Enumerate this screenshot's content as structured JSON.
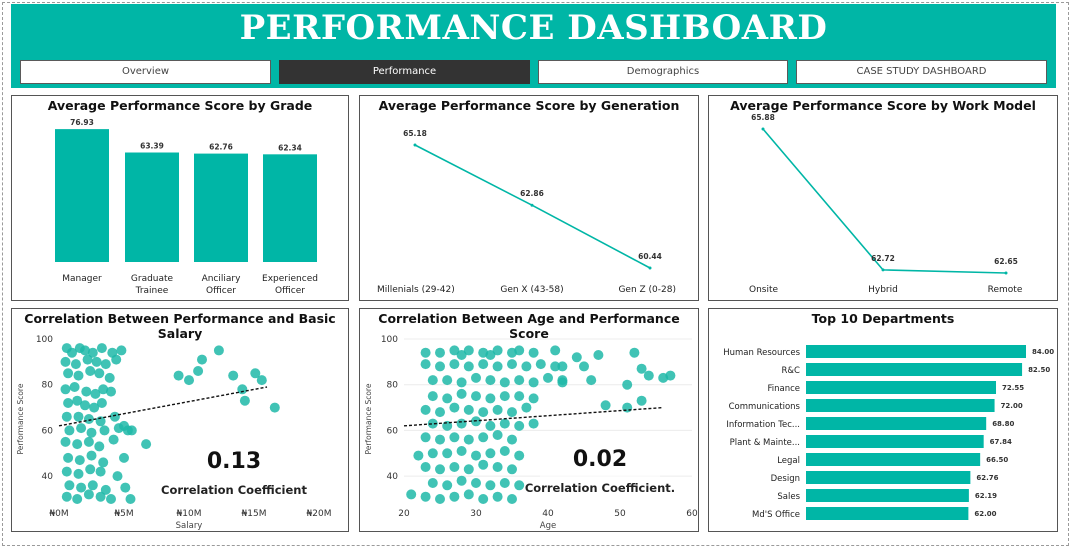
{
  "header": {
    "title": "PERFORMANCE DASHBOARD",
    "tabs": [
      {
        "label": "Overview",
        "active": false
      },
      {
        "label": "Performance",
        "active": true
      },
      {
        "label": "Demographics",
        "active": false
      },
      {
        "label": "CASE STUDY DASHBOARD",
        "active": false
      }
    ]
  },
  "colors": {
    "accent": "#00b6a6",
    "nav_active": "#333333",
    "point": "#1fb9a8"
  },
  "chart_data": [
    {
      "type": "bar",
      "title": "Average Performance Score by Grade",
      "categories": [
        "Manager",
        "Graduate Trainee",
        "Anciliary Officer",
        "Experienced Officer"
      ],
      "values": [
        76.93,
        63.39,
        62.76,
        62.34
      ],
      "data_labels": [
        "76.93",
        "63.39",
        "62.76",
        "62.34"
      ]
    },
    {
      "type": "line",
      "title": "Average Performance Score by Generation",
      "categories": [
        "Millenials (29-42)",
        "Gen X (43-58)",
        "Gen Z (0-28)"
      ],
      "values": [
        65.18,
        62.86,
        60.44
      ],
      "data_labels": [
        "65.18",
        "62.86",
        "60.44"
      ]
    },
    {
      "type": "line",
      "title": "Average Performance Score by Work Model",
      "categories": [
        "Onsite",
        "Hybrid",
        "Remote"
      ],
      "values": [
        65.88,
        62.72,
        62.65
      ],
      "data_labels": [
        "65.88",
        "62.72",
        "62.65"
      ]
    },
    {
      "type": "scatter",
      "title": "Correlation Between Performance and Basic Salary",
      "xlabel": "Salary",
      "ylabel": "Performance Score",
      "xticks": [
        "₦0M",
        "₦5M",
        "₦10M",
        "₦15M",
        "₦20M"
      ],
      "yticks": [
        "40",
        "60",
        "80",
        "100"
      ],
      "xlim": [
        0,
        20000000
      ],
      "ylim": [
        30,
        100
      ],
      "trendline": [
        [
          0,
          62
        ],
        [
          16000000,
          79
        ]
      ],
      "correlation_value": "0.13",
      "correlation_label": "Correlation Coefficient",
      "points": [
        [
          600000,
          96
        ],
        [
          1000000,
          94
        ],
        [
          1600000,
          96
        ],
        [
          2000000,
          95
        ],
        [
          2600000,
          94
        ],
        [
          3300000,
          96
        ],
        [
          4100000,
          94
        ],
        [
          4800000,
          95
        ],
        [
          500000,
          90
        ],
        [
          1300000,
          89
        ],
        [
          2200000,
          91
        ],
        [
          2900000,
          90
        ],
        [
          3600000,
          89
        ],
        [
          4400000,
          91
        ],
        [
          700000,
          85
        ],
        [
          1500000,
          84
        ],
        [
          2400000,
          86
        ],
        [
          3100000,
          85
        ],
        [
          3900000,
          83
        ],
        [
          500000,
          78
        ],
        [
          1200000,
          79
        ],
        [
          2100000,
          77
        ],
        [
          2800000,
          76
        ],
        [
          3400000,
          78
        ],
        [
          4000000,
          77
        ],
        [
          700000,
          72
        ],
        [
          1400000,
          73
        ],
        [
          2000000,
          71
        ],
        [
          2700000,
          70
        ],
        [
          3300000,
          72
        ],
        [
          600000,
          66
        ],
        [
          1500000,
          66
        ],
        [
          2300000,
          65
        ],
        [
          3200000,
          64
        ],
        [
          4300000,
          66
        ],
        [
          800000,
          60
        ],
        [
          1700000,
          61
        ],
        [
          2500000,
          59
        ],
        [
          3500000,
          60
        ],
        [
          4600000,
          61
        ],
        [
          5300000,
          60
        ],
        [
          500000,
          55
        ],
        [
          1400000,
          54
        ],
        [
          2300000,
          55
        ],
        [
          3100000,
          53
        ],
        [
          4200000,
          56
        ],
        [
          6700000,
          54
        ],
        [
          700000,
          48
        ],
        [
          1600000,
          47
        ],
        [
          2500000,
          49
        ],
        [
          3400000,
          46
        ],
        [
          5000000,
          48
        ],
        [
          600000,
          42
        ],
        [
          1500000,
          41
        ],
        [
          2400000,
          43
        ],
        [
          3200000,
          42
        ],
        [
          4500000,
          40
        ],
        [
          800000,
          36
        ],
        [
          1700000,
          35
        ],
        [
          2600000,
          36
        ],
        [
          3600000,
          34
        ],
        [
          5100000,
          35
        ],
        [
          600000,
          31
        ],
        [
          1400000,
          30
        ],
        [
          2300000,
          32
        ],
        [
          3200000,
          31
        ],
        [
          4000000,
          30
        ],
        [
          5500000,
          30
        ],
        [
          5000000,
          62
        ],
        [
          5600000,
          60
        ],
        [
          9200000,
          84
        ],
        [
          10000000,
          82
        ],
        [
          10700000,
          86
        ],
        [
          11000000,
          91
        ],
        [
          12300000,
          95
        ],
        [
          13400000,
          84
        ],
        [
          14100000,
          78
        ],
        [
          15100000,
          85
        ],
        [
          15600000,
          82
        ],
        [
          14300000,
          73
        ],
        [
          16600000,
          70
        ]
      ]
    },
    {
      "type": "scatter",
      "title": "Correlation Between Age and Performance Score",
      "xlabel": "Age",
      "ylabel": "Performance Score",
      "xticks": [
        "20",
        "30",
        "40",
        "50",
        "60"
      ],
      "yticks": [
        "40",
        "60",
        "80",
        "100"
      ],
      "xlim": [
        20,
        60
      ],
      "ylim": [
        30,
        100
      ],
      "trendline": [
        [
          20,
          62
        ],
        [
          56,
          70
        ]
      ],
      "correlation_value": "0.02",
      "correlation_label": "Correlation Coefficient.",
      "points": [
        [
          23,
          94
        ],
        [
          25,
          94
        ],
        [
          27,
          95
        ],
        [
          28,
          93
        ],
        [
          29,
          95
        ],
        [
          31,
          94
        ],
        [
          32,
          93
        ],
        [
          33,
          95
        ],
        [
          35,
          94
        ],
        [
          36,
          95
        ],
        [
          38,
          94
        ],
        [
          23,
          89
        ],
        [
          25,
          88
        ],
        [
          27,
          89
        ],
        [
          29,
          88
        ],
        [
          31,
          89
        ],
        [
          33,
          88
        ],
        [
          35,
          89
        ],
        [
          37,
          88
        ],
        [
          39,
          89
        ],
        [
          41,
          88
        ],
        [
          24,
          82
        ],
        [
          26,
          82
        ],
        [
          28,
          81
        ],
        [
          30,
          83
        ],
        [
          32,
          82
        ],
        [
          34,
          81
        ],
        [
          36,
          82
        ],
        [
          38,
          81
        ],
        [
          40,
          83
        ],
        [
          42,
          82
        ],
        [
          24,
          75
        ],
        [
          26,
          74
        ],
        [
          28,
          76
        ],
        [
          30,
          75
        ],
        [
          32,
          74
        ],
        [
          34,
          75
        ],
        [
          36,
          75
        ],
        [
          38,
          74
        ],
        [
          23,
          69
        ],
        [
          25,
          68
        ],
        [
          27,
          70
        ],
        [
          29,
          69
        ],
        [
          31,
          68
        ],
        [
          33,
          69
        ],
        [
          35,
          68
        ],
        [
          37,
          70
        ],
        [
          24,
          63
        ],
        [
          26,
          62
        ],
        [
          28,
          63
        ],
        [
          30,
          64
        ],
        [
          32,
          62
        ],
        [
          34,
          63
        ],
        [
          36,
          62
        ],
        [
          38,
          63
        ],
        [
          23,
          57
        ],
        [
          25,
          56
        ],
        [
          27,
          57
        ],
        [
          29,
          56
        ],
        [
          31,
          57
        ],
        [
          33,
          58
        ],
        [
          35,
          56
        ],
        [
          24,
          50
        ],
        [
          26,
          50
        ],
        [
          28,
          51
        ],
        [
          30,
          49
        ],
        [
          32,
          50
        ],
        [
          34,
          51
        ],
        [
          36,
          49
        ],
        [
          23,
          44
        ],
        [
          25,
          43
        ],
        [
          27,
          44
        ],
        [
          29,
          43
        ],
        [
          31,
          45
        ],
        [
          33,
          44
        ],
        [
          35,
          43
        ],
        [
          24,
          37
        ],
        [
          26,
          36
        ],
        [
          28,
          38
        ],
        [
          30,
          37
        ],
        [
          32,
          36
        ],
        [
          34,
          37
        ],
        [
          36,
          36
        ],
        [
          23,
          31
        ],
        [
          25,
          30
        ],
        [
          27,
          31
        ],
        [
          29,
          32
        ],
        [
          31,
          30
        ],
        [
          33,
          31
        ],
        [
          35,
          30
        ],
        [
          21,
          32
        ],
        [
          22,
          49
        ],
        [
          41,
          95
        ],
        [
          42,
          88
        ],
        [
          42,
          81
        ],
        [
          44,
          92
        ],
        [
          45,
          88
        ],
        [
          46,
          82
        ],
        [
          47,
          93
        ],
        [
          48,
          71
        ],
        [
          51,
          70
        ],
        [
          53,
          73
        ],
        [
          52,
          94
        ],
        [
          53,
          87
        ],
        [
          51,
          80
        ],
        [
          54,
          84
        ],
        [
          56,
          83
        ],
        [
          57,
          84
        ]
      ]
    },
    {
      "type": "bar",
      "orientation": "horizontal",
      "title": "Top 10 Departments",
      "categories": [
        "Human Resources",
        "R&C",
        "Finance",
        "Communications",
        "Information Tec...",
        "Plant & Mainte...",
        "Legal",
        "Design",
        "Sales",
        "Md'S Office"
      ],
      "values": [
        84.0,
        82.5,
        72.55,
        72.0,
        68.8,
        67.84,
        66.5,
        62.76,
        62.19,
        62.0
      ],
      "data_labels": [
        "84.00",
        "82.50",
        "72.55",
        "72.00",
        "68.80",
        "67.84",
        "66.50",
        "62.76",
        "62.19",
        "62.00"
      ]
    }
  ]
}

....

▸ **Exercise task**: Where a line of the records above holds the word "Between", copy that line.

▸ **Task solution**:
      "title": "Correlation Between Performance and Basic Salary",
      "title": "Correlation Between Age and Performance Score",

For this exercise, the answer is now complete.